____ Recorded information

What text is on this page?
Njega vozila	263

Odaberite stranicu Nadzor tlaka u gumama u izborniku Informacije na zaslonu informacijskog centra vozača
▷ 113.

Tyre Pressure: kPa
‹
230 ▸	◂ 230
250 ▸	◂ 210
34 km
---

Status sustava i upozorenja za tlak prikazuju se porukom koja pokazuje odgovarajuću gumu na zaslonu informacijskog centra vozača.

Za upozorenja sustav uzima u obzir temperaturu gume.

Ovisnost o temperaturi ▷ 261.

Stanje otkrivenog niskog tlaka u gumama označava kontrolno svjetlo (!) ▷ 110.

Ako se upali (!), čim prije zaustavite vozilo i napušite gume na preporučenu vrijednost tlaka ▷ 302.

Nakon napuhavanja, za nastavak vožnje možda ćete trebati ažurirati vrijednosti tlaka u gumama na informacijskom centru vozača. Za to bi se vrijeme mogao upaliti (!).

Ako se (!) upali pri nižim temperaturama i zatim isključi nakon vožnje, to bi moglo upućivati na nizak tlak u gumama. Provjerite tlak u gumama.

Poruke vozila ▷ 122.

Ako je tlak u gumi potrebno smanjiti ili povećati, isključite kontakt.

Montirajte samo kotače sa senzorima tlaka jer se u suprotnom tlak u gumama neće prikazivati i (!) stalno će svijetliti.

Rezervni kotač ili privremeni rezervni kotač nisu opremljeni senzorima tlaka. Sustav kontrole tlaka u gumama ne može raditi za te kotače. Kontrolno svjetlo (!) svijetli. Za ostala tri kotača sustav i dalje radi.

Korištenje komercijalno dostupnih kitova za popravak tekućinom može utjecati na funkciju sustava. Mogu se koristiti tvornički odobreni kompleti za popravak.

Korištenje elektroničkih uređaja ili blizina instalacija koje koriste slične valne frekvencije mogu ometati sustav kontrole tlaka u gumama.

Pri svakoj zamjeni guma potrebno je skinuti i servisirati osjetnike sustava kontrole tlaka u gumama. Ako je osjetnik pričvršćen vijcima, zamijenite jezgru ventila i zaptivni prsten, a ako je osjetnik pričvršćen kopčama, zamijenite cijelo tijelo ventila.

________

**Aim:** Copy all of the data exactly.

**Exercise result:**
What text is on this page?
Njega vozila	263

Odaberite stranicu Nadzor tlaka u gumama u izborniku Informacije na zaslonu informacijskog centra vozača
▷ 113.

Tyre Pressure: kPa
‹
230 ▸	◂ 230
250 ▸	◂ 210
34 km
---

Status sustava i upozorenja za tlak prikazuju se porukom koja pokazuje odgovarajuću gumu na zaslonu informacijskog centra vozača.

Za upozorenja sustav uzima u obzir temperaturu gume.

Ovisnost o temperaturi ▷ 261.

Stanje otkrivenog niskog tlaka u gumama označava kontrolno svjetlo (!) ▷ 110.

Ako se upali (!), čim prije zaustavite vozilo i napušite gume na preporučenu vrijednost tlaka ▷ 302.

Nakon napuhavanja, za nastavak vožnje možda ćete trebati ažurirati vrijednosti tlaka u gumama na informacijskom centru vozača. Za to bi se vrijeme mogao upaliti (!).

Ako se (!) upali pri nižim temperaturama i zatim isključi nakon vožnje, to bi moglo upućivati na nizak tlak u gumama. Provjerite tlak u gumama.

Poruke vozila ▷ 122.

Ako je tlak u gumi potrebno smanjiti ili povećati, isključite kontakt.

Montirajte samo kotače sa senzorima tlaka jer se u suprotnom tlak u gumama neće prikazivati i (!) stalno će svijetliti.

Rezervni kotač ili privremeni rezervni kotač nisu opremljeni senzorima tlaka. Sustav kontrole tlaka u gumama ne može raditi za te kotače. Kontrolno svjetlo (!) svijetli. Za ostala tri kotača sustav i dalje radi.

Korištenje komercijalno dostupnih kitova za popravak tekućinom može utjecati na funkciju sustava. Mogu se koristiti tvornički odobreni kompleti za popravak.

Korištenje elektroničkih uređaja ili blizina instalacija koje koriste slične valne frekvencije mogu ometati sustav kontrole tlaka u gumama.

Pri svakoj zamjeni guma potrebno je skinuti i servisirati osjetnike sustava kontrole tlaka u gumama. Ako je osjetnik pričvršćen vijcima, zamijenite jezgru ventila i zaptivni prsten, a ako je osjetnik pričvršćen kopčama, zamijenite cijelo tijelo ventila.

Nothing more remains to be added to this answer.